# start of Stored records

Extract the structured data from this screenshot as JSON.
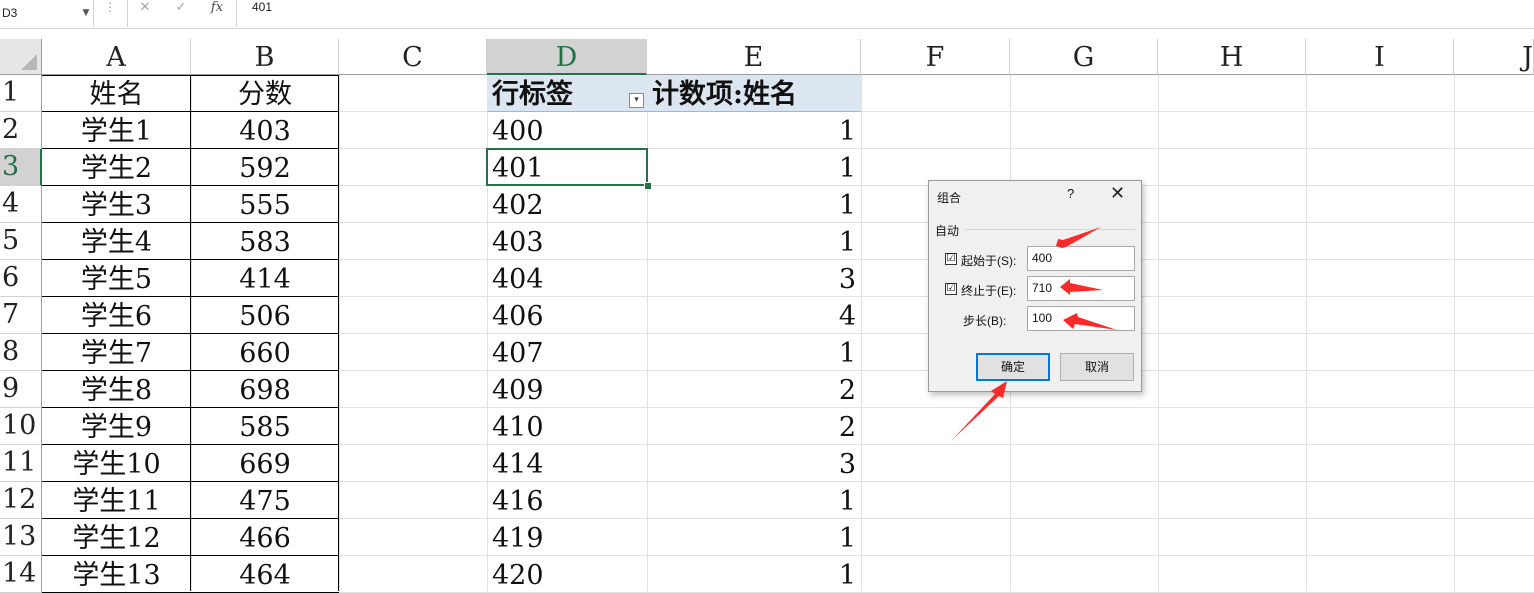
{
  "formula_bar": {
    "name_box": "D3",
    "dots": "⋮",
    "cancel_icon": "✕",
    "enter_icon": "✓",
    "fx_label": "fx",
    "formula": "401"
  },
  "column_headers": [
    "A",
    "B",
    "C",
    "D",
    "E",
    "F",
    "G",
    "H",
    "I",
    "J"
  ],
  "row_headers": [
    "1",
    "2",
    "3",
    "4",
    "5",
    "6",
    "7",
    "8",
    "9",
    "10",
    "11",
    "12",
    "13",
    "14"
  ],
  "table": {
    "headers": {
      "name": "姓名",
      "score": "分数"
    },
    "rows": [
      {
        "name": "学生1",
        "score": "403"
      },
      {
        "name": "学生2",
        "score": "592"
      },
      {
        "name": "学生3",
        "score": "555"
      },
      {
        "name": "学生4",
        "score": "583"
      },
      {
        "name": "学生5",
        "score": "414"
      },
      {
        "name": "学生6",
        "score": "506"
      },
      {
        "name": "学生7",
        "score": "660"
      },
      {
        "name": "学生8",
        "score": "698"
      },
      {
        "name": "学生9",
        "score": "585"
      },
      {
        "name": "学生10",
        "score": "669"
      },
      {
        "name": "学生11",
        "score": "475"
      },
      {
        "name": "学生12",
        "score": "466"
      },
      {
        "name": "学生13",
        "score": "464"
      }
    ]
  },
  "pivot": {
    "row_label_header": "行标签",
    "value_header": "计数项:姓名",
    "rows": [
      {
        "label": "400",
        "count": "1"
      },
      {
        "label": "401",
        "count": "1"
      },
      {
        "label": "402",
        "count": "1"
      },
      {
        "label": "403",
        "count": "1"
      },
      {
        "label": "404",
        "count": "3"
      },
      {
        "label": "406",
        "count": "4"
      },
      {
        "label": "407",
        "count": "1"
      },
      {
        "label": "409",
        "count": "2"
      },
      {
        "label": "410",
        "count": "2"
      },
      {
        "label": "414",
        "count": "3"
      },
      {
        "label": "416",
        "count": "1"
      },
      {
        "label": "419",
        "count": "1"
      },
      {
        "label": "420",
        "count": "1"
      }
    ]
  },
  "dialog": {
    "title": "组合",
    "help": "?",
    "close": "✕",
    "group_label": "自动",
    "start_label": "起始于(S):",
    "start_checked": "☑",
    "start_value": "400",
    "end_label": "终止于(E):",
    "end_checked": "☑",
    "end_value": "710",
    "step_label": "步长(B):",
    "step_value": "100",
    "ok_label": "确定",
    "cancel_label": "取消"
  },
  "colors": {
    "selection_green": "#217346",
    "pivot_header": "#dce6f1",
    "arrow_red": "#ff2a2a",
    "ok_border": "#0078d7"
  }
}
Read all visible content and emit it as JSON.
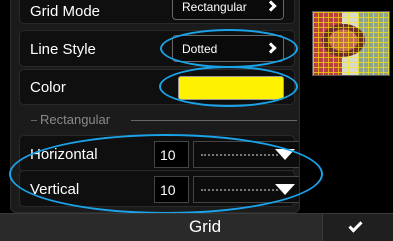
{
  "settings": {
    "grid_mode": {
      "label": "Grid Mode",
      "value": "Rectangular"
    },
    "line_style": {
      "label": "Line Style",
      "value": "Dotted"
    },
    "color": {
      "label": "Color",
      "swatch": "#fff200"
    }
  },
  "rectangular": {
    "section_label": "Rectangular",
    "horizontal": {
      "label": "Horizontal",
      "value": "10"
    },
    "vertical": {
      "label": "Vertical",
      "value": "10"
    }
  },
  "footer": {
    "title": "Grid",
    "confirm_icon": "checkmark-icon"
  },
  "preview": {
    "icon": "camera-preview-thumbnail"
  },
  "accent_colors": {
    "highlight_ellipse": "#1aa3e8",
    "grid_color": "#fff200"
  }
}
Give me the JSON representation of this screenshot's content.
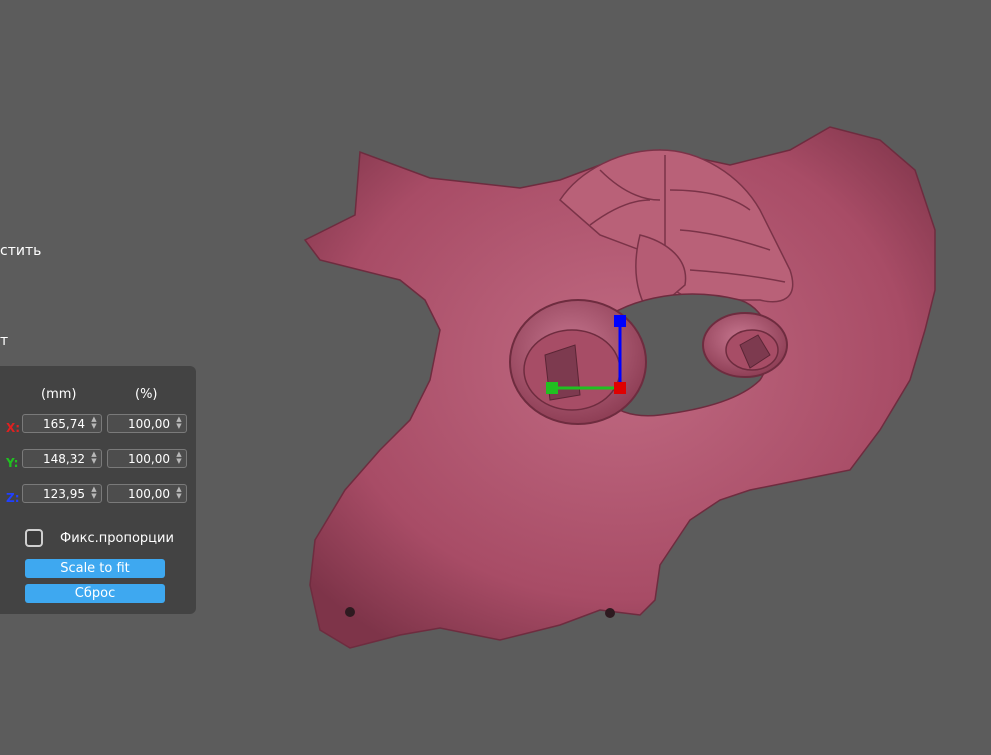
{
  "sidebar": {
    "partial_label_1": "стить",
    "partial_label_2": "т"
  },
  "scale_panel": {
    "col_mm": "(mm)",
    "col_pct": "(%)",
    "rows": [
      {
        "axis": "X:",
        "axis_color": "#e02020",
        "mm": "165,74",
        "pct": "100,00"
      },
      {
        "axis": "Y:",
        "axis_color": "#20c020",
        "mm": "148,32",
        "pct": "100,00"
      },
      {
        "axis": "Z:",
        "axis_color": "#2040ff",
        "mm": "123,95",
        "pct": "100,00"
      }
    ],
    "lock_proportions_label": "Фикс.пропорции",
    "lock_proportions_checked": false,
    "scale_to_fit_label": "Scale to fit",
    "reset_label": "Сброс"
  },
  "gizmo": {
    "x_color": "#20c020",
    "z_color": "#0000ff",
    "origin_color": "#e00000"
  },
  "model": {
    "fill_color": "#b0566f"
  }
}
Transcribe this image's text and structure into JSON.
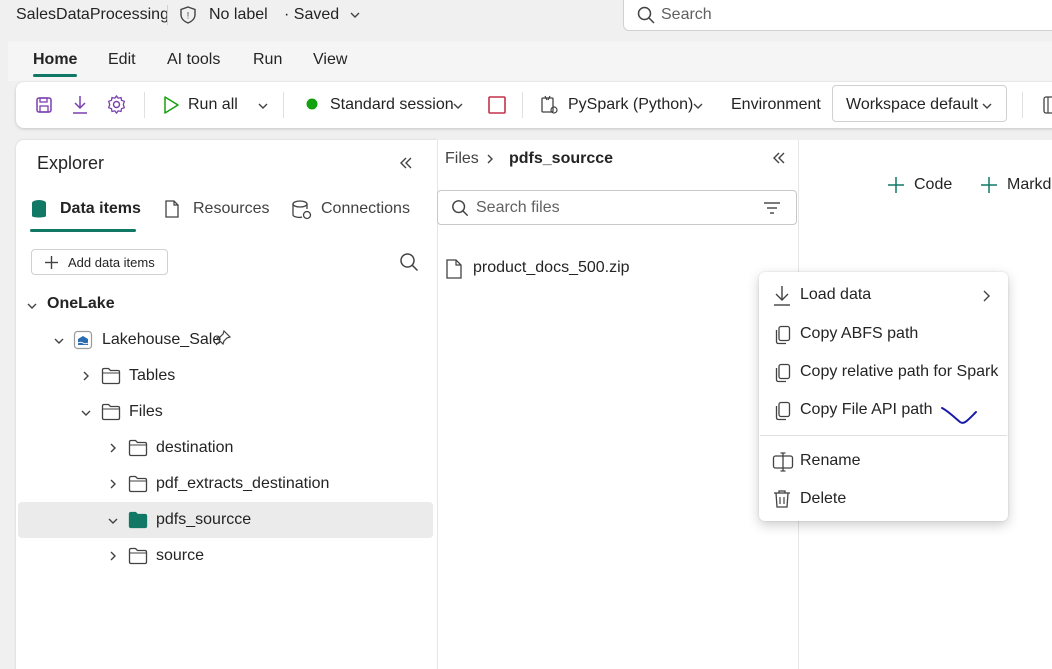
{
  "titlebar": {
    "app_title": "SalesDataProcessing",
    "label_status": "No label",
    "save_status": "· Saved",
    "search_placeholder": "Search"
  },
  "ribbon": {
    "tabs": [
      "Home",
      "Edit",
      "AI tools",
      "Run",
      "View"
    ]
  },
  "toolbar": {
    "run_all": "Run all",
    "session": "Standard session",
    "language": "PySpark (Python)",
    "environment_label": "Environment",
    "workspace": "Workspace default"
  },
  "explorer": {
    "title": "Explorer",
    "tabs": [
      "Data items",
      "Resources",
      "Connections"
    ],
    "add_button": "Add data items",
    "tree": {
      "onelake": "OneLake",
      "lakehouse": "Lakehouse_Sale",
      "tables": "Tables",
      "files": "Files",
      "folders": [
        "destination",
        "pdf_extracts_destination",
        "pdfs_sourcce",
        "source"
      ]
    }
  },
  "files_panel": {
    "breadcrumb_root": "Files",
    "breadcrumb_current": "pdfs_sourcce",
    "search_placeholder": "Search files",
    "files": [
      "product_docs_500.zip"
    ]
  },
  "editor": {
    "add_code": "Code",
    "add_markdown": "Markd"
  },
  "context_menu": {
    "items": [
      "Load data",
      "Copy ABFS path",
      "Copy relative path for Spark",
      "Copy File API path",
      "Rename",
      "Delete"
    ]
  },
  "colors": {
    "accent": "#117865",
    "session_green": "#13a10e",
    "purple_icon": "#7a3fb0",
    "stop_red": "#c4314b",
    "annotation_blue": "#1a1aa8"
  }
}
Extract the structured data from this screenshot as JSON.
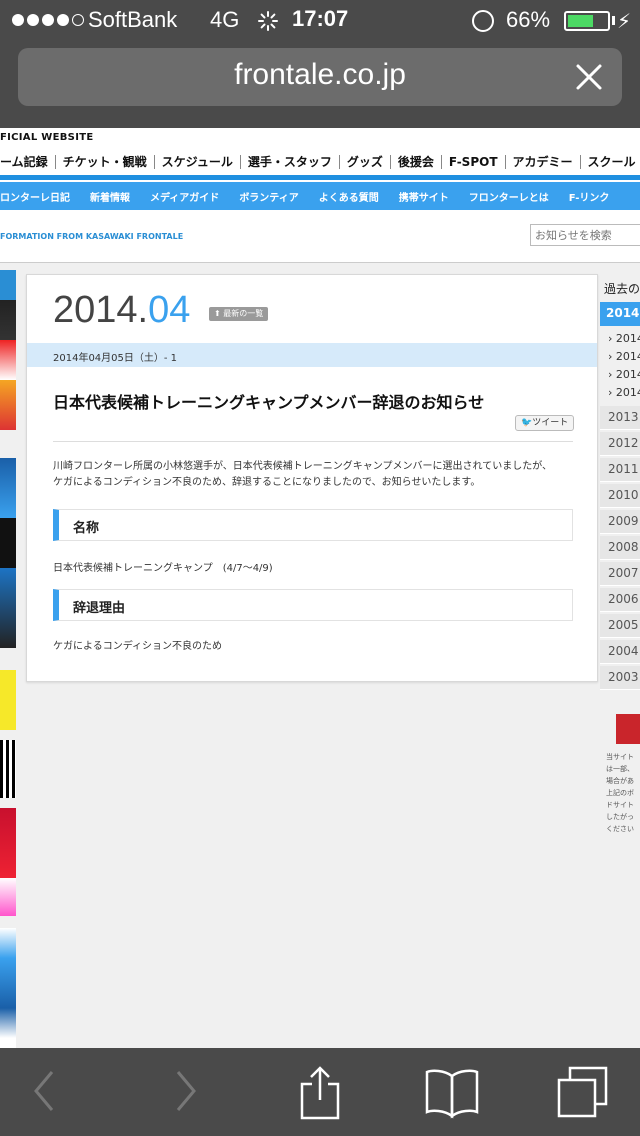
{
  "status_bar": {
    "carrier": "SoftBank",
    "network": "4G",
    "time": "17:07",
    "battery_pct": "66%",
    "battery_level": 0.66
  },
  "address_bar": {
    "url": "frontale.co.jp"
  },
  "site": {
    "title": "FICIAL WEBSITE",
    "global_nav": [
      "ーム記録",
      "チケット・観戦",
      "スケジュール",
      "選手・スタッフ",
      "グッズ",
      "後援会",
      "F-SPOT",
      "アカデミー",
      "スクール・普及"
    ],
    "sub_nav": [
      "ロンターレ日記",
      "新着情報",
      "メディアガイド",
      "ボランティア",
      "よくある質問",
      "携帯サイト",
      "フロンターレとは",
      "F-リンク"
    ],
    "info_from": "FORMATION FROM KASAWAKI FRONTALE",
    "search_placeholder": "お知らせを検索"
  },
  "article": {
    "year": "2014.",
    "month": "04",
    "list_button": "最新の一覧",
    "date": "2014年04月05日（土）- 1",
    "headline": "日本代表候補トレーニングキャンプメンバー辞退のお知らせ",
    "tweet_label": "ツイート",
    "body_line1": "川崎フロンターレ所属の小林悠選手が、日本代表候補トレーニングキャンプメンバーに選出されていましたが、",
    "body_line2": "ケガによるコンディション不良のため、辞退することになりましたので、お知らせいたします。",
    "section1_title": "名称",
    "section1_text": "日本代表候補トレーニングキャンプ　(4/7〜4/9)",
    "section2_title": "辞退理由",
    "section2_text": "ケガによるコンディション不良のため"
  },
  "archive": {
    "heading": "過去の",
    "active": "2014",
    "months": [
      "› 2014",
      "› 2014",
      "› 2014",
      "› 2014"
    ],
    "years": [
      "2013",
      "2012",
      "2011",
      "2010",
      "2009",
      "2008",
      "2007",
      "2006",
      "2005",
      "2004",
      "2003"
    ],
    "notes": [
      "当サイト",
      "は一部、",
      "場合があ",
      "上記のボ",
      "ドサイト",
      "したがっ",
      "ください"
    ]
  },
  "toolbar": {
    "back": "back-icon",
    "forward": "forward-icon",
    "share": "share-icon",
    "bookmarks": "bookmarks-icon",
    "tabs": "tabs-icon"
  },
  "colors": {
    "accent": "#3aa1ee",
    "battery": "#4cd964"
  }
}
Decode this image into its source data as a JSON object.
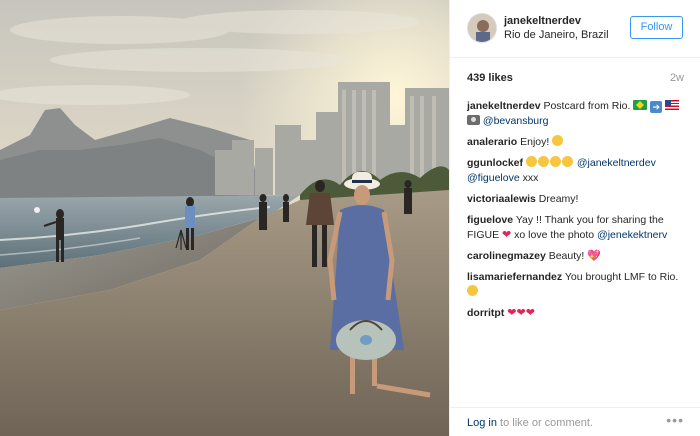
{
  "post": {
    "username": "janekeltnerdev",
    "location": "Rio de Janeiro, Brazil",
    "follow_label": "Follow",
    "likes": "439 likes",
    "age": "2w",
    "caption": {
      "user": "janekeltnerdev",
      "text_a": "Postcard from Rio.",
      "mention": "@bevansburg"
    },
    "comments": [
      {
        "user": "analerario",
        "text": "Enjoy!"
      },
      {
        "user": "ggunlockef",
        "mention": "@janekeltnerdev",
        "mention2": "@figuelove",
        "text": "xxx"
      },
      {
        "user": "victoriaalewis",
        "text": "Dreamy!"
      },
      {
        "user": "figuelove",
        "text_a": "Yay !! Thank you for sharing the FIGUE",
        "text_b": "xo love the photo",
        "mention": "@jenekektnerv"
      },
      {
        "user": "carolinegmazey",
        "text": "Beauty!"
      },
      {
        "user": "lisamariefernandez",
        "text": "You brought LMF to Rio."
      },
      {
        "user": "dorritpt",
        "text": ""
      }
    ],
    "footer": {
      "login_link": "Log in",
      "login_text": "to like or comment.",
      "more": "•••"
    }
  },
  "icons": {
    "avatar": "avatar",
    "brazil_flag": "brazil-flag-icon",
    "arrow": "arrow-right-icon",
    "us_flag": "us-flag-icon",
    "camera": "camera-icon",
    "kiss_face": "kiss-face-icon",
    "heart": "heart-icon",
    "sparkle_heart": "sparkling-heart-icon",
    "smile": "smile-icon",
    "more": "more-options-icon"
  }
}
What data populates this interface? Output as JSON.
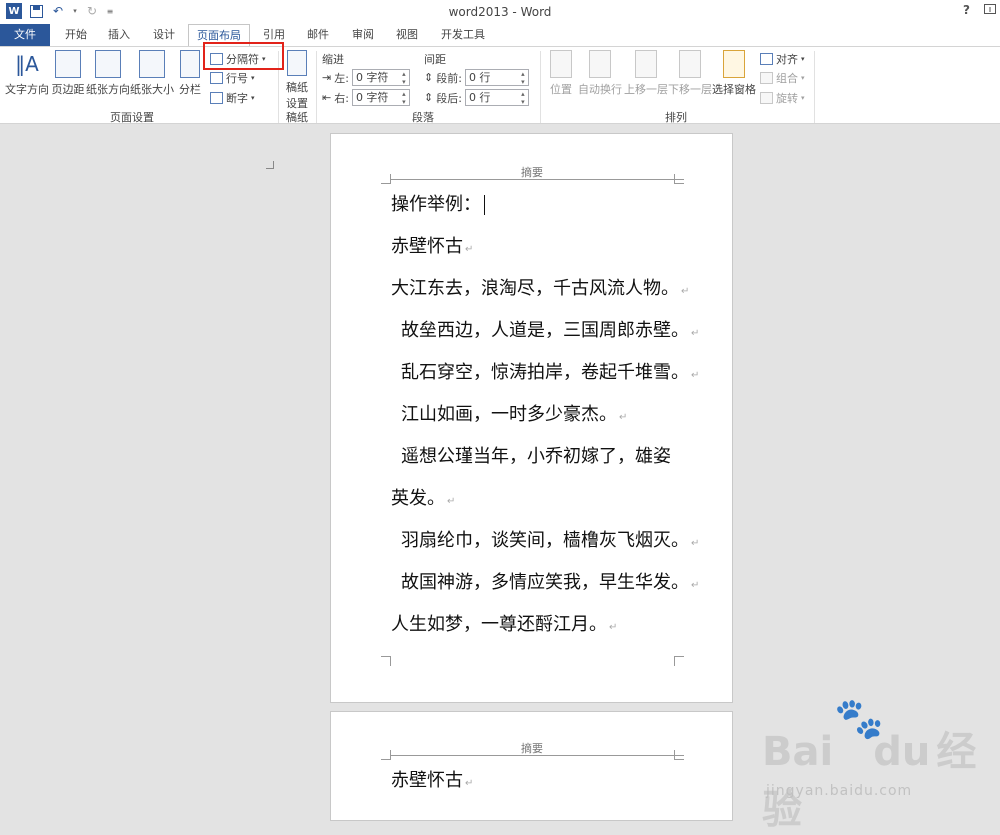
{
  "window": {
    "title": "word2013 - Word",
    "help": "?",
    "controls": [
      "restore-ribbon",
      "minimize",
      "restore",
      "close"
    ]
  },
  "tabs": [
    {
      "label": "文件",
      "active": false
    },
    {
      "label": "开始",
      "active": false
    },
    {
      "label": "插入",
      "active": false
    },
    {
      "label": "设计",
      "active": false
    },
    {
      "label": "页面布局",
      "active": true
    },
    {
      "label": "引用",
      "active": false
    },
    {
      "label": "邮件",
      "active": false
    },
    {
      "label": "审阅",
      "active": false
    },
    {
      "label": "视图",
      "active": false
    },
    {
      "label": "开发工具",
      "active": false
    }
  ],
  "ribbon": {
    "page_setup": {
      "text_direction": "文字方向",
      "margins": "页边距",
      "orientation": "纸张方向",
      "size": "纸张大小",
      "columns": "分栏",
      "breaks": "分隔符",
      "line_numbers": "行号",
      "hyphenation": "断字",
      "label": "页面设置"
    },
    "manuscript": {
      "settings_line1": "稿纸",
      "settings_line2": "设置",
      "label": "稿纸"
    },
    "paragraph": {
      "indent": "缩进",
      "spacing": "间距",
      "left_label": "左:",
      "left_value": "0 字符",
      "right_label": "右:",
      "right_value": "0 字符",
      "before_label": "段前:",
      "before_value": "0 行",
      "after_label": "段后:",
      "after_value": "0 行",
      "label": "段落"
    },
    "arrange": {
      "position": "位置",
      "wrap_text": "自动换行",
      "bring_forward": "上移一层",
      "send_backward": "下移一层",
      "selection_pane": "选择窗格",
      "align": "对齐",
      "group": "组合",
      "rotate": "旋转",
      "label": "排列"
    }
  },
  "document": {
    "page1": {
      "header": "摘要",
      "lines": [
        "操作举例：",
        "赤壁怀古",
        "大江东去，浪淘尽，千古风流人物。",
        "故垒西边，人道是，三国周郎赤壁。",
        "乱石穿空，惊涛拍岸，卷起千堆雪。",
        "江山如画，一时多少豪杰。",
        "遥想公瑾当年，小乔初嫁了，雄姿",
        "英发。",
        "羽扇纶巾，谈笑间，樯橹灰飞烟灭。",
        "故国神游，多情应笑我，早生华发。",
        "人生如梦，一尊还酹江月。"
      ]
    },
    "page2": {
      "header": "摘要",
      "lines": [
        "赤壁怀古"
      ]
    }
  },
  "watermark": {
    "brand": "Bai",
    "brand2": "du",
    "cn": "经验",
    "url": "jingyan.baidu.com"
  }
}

# end of Stored records

Write out every line from the entries where "camera" appears.

### Output for this exercise
    "icon": "camera-preview-thumbnail"
    "camera": "camera-icon",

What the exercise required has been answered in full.